Data entries for graphics
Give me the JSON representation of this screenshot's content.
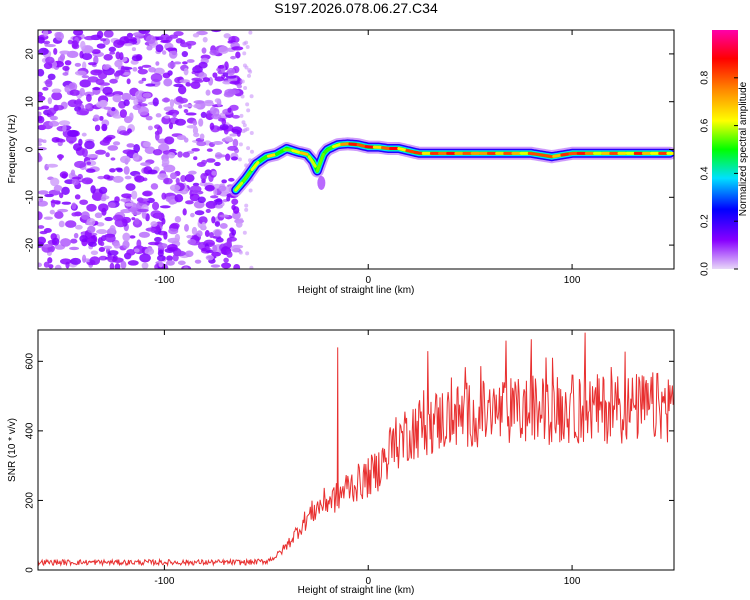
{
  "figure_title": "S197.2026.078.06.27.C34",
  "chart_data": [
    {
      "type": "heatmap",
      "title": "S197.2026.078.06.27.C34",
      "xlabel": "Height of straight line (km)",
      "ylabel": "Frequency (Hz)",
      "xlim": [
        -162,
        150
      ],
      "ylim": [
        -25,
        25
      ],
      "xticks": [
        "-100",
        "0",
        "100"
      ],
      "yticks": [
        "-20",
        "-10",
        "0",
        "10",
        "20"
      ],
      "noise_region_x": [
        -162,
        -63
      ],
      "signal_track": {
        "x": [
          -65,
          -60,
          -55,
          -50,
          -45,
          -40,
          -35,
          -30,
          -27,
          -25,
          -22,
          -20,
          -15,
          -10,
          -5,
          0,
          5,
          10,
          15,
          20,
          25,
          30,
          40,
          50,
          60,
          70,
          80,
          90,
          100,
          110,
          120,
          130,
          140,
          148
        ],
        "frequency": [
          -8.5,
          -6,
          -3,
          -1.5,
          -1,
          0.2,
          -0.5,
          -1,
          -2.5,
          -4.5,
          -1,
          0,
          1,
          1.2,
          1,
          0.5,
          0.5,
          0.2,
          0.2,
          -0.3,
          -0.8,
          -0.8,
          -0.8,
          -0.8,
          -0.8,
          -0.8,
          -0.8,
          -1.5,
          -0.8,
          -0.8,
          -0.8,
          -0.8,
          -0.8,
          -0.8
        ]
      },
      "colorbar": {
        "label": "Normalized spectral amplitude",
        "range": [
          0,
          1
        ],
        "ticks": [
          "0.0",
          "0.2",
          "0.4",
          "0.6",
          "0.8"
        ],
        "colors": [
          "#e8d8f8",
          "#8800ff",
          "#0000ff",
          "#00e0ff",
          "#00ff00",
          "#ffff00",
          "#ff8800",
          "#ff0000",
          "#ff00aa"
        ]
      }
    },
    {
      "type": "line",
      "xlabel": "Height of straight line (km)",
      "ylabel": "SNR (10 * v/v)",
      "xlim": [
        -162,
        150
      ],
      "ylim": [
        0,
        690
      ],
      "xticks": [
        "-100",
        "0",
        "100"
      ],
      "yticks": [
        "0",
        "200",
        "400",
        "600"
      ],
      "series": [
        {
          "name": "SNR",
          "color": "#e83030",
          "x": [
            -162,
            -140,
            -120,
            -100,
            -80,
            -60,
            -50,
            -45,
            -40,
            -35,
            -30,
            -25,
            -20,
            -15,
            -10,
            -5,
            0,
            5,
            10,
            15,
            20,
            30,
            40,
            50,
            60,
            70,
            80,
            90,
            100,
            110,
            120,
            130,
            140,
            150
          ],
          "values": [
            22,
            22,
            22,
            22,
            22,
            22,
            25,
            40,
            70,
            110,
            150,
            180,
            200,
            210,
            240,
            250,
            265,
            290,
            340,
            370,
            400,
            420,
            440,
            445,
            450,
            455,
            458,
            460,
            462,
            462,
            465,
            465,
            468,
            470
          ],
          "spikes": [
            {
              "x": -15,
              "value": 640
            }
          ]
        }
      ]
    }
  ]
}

What is required: Transcribe all of the records above character for character. Exclude the pictures.

Worked answer:
Give me the JSON representation of this screenshot's content.
{
  "figure_title": "S197.2026.078.06.27.C34",
  "chart_data": [
    {
      "type": "heatmap",
      "title": "S197.2026.078.06.27.C34",
      "xlabel": "Height of straight line (km)",
      "ylabel": "Frequency (Hz)",
      "xlim": [
        -162,
        150
      ],
      "ylim": [
        -25,
        25
      ],
      "xticks": [
        "-100",
        "0",
        "100"
      ],
      "yticks": [
        "-20",
        "-10",
        "0",
        "10",
        "20"
      ],
      "noise_region_x": [
        -162,
        -63
      ],
      "signal_track": {
        "x": [
          -65,
          -60,
          -55,
          -50,
          -45,
          -40,
          -35,
          -30,
          -27,
          -25,
          -22,
          -20,
          -15,
          -10,
          -5,
          0,
          5,
          10,
          15,
          20,
          25,
          30,
          40,
          50,
          60,
          70,
          80,
          90,
          100,
          110,
          120,
          130,
          140,
          148
        ],
        "frequency": [
          -8.5,
          -6,
          -3,
          -1.5,
          -1,
          0.2,
          -0.5,
          -1,
          -2.5,
          -4.5,
          -1,
          0,
          1,
          1.2,
          1,
          0.5,
          0.5,
          0.2,
          0.2,
          -0.3,
          -0.8,
          -0.8,
          -0.8,
          -0.8,
          -0.8,
          -0.8,
          -0.8,
          -1.5,
          -0.8,
          -0.8,
          -0.8,
          -0.8,
          -0.8,
          -0.8
        ]
      },
      "colorbar": {
        "label": "Normalized spectral amplitude",
        "range": [
          0,
          1
        ],
        "ticks": [
          "0.0",
          "0.2",
          "0.4",
          "0.6",
          "0.8"
        ],
        "colors": [
          "#e8d8f8",
          "#8800ff",
          "#0000ff",
          "#00e0ff",
          "#00ff00",
          "#ffff00",
          "#ff8800",
          "#ff0000",
          "#ff00aa"
        ]
      }
    },
    {
      "type": "line",
      "xlabel": "Height of straight line (km)",
      "ylabel": "SNR (10 * v/v)",
      "xlim": [
        -162,
        150
      ],
      "ylim": [
        0,
        690
      ],
      "xticks": [
        "-100",
        "0",
        "100"
      ],
      "yticks": [
        "0",
        "200",
        "400",
        "600"
      ],
      "series": [
        {
          "name": "SNR",
          "color": "#e83030",
          "x": [
            -162,
            -140,
            -120,
            -100,
            -80,
            -60,
            -50,
            -45,
            -40,
            -35,
            -30,
            -25,
            -20,
            -15,
            -10,
            -5,
            0,
            5,
            10,
            15,
            20,
            30,
            40,
            50,
            60,
            70,
            80,
            90,
            100,
            110,
            120,
            130,
            140,
            150
          ],
          "values": [
            22,
            22,
            22,
            22,
            22,
            22,
            25,
            40,
            70,
            110,
            150,
            180,
            200,
            210,
            240,
            250,
            265,
            290,
            340,
            370,
            400,
            420,
            440,
            445,
            450,
            455,
            458,
            460,
            462,
            462,
            465,
            465,
            468,
            470
          ],
          "spikes": [
            {
              "x": -15,
              "value": 640
            }
          ]
        }
      ]
    }
  ]
}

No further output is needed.